● EXERCISE DESCRIPTION
From the material below, list every line containing "disturbance".
* begin LISTING *
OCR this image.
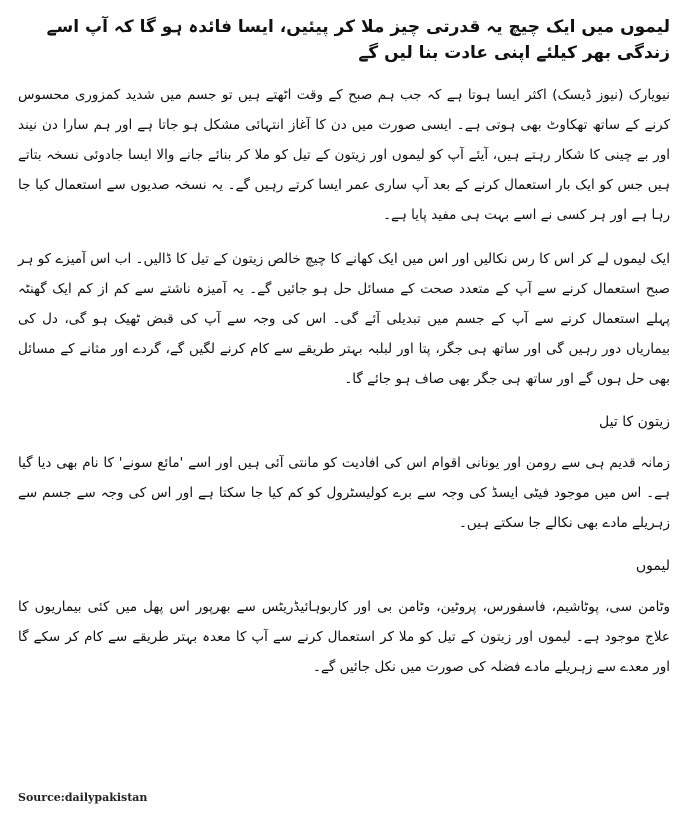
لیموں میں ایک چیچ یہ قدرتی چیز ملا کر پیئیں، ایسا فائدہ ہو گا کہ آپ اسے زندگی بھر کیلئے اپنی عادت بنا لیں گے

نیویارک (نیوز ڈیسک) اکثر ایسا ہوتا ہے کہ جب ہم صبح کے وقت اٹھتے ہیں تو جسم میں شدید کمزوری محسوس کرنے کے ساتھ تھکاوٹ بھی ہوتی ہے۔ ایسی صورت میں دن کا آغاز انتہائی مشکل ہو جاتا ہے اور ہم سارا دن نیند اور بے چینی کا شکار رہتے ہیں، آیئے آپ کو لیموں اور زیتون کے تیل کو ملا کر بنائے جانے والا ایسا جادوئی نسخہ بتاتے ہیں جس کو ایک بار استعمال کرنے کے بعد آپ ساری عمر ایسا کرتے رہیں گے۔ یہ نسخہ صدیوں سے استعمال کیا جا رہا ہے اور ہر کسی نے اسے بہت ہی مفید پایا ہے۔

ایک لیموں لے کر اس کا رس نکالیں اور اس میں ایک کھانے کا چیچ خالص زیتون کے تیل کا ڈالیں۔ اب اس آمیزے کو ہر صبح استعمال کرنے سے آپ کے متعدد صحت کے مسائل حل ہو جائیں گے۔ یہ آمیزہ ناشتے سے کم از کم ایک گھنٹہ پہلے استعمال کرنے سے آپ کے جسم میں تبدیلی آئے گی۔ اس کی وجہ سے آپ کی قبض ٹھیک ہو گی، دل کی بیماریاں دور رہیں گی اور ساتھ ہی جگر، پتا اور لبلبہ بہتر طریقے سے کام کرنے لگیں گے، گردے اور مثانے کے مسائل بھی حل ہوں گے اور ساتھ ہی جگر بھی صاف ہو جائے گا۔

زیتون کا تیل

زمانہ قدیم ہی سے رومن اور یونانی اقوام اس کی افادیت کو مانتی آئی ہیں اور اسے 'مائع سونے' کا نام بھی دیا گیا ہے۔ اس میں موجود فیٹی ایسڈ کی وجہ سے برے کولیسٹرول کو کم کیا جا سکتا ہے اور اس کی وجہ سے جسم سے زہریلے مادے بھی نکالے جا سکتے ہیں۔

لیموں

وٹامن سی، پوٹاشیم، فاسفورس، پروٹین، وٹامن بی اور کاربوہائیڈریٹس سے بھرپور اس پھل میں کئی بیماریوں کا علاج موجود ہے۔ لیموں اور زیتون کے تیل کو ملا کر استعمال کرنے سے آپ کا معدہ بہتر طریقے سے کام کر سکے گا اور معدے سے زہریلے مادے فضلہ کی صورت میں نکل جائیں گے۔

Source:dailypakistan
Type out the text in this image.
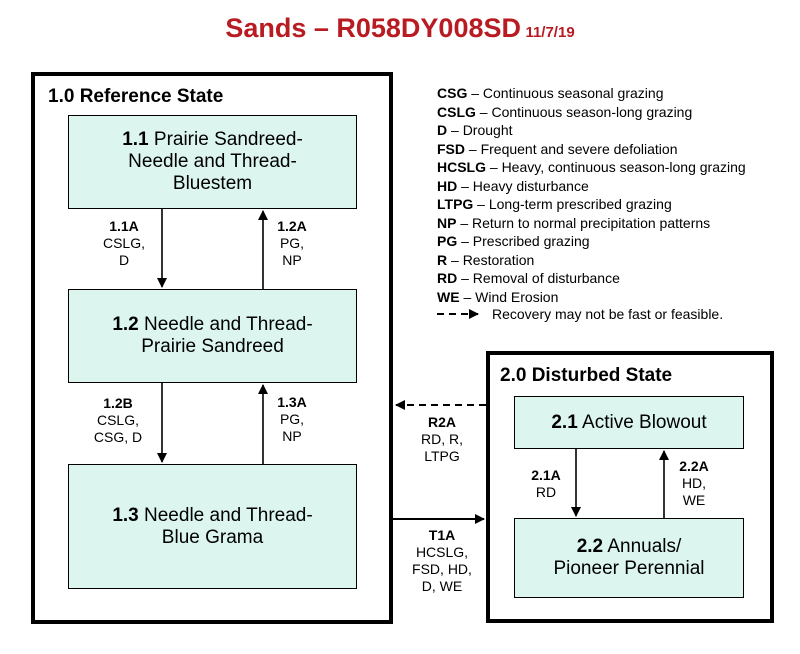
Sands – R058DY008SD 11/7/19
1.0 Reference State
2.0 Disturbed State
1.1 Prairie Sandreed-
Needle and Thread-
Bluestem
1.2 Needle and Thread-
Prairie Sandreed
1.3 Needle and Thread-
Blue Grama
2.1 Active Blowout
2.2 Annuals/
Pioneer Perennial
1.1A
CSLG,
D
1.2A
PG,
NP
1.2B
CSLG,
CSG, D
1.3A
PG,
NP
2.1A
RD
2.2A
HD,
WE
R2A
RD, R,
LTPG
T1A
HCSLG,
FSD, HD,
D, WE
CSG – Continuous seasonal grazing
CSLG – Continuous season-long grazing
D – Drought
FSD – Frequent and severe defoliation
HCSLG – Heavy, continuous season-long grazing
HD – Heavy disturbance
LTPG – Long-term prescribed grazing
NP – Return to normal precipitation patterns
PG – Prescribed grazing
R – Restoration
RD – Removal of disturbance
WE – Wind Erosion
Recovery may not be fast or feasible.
* end LISTING *
* begin LISTING *
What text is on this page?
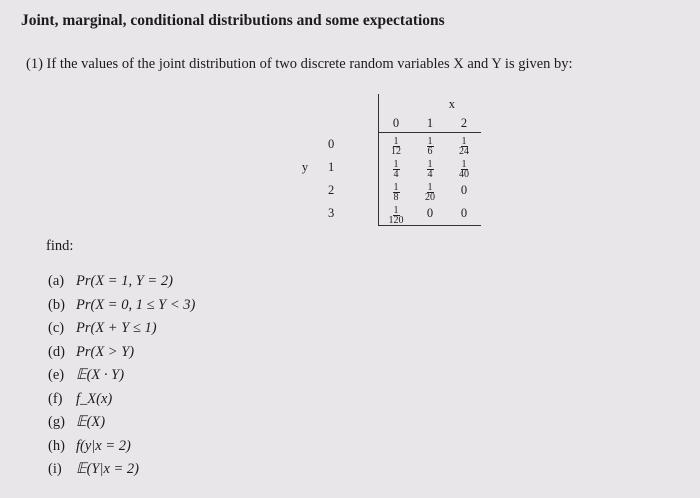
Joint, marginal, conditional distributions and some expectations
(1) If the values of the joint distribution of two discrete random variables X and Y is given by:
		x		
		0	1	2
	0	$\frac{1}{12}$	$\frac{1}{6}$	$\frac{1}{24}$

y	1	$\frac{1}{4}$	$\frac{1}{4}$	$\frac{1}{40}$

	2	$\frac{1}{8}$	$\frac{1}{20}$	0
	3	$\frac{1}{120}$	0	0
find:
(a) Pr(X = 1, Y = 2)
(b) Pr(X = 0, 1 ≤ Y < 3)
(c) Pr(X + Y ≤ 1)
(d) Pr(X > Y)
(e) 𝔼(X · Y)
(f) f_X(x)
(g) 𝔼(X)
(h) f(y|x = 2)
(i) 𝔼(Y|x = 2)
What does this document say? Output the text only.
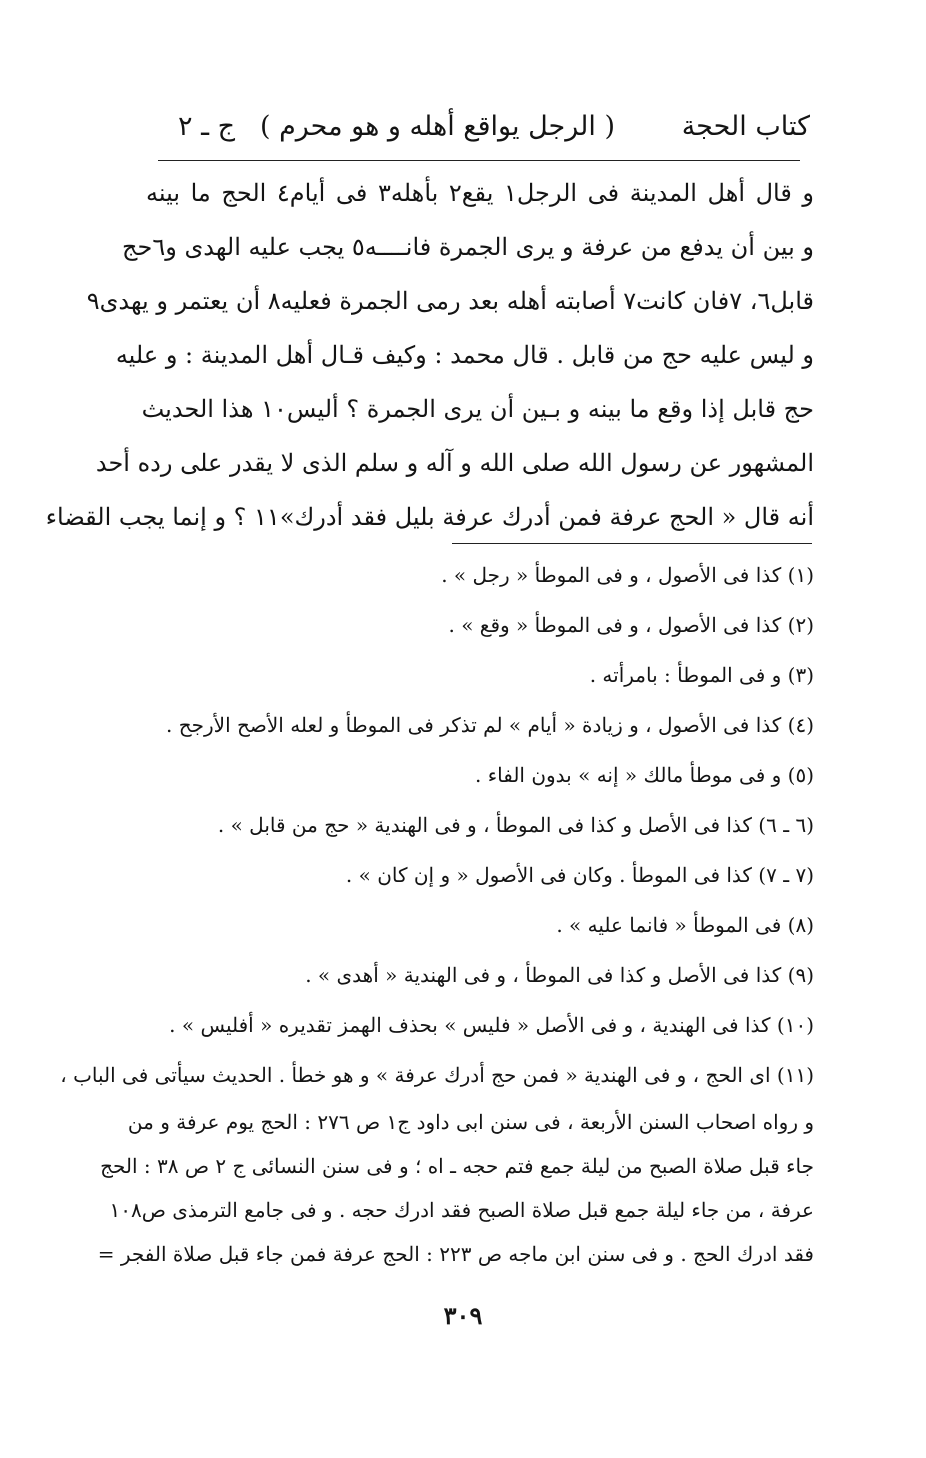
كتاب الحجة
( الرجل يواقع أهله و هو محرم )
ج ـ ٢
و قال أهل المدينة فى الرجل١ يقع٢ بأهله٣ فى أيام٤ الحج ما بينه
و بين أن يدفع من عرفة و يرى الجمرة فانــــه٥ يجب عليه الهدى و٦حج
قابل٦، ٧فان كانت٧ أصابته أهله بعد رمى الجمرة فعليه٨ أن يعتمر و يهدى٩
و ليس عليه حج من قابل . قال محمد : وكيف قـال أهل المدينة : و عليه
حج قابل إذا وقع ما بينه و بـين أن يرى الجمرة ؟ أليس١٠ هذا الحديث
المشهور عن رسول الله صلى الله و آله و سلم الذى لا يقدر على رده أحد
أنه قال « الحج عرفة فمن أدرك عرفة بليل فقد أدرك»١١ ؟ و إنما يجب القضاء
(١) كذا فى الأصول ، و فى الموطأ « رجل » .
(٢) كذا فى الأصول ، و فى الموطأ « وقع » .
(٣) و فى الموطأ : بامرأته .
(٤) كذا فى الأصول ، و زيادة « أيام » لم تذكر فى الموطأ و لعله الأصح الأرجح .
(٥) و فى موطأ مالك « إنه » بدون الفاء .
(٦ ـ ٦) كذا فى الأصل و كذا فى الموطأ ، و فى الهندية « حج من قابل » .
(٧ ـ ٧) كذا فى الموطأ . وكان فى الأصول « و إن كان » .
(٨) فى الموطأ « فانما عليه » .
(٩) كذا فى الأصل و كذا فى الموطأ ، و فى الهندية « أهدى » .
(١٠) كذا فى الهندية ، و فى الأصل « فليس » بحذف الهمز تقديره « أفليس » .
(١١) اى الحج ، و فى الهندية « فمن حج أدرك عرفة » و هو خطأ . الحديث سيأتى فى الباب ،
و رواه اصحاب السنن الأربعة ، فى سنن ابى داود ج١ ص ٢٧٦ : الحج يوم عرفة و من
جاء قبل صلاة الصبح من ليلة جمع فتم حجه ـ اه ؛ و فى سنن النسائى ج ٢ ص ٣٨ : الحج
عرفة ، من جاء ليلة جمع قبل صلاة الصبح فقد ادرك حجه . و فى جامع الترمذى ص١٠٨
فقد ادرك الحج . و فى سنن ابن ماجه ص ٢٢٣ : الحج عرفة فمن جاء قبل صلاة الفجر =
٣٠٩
* end LISTING *
● COMPLETE ANSWER
HD – Heavy disturbance
RD – Removal of disturbance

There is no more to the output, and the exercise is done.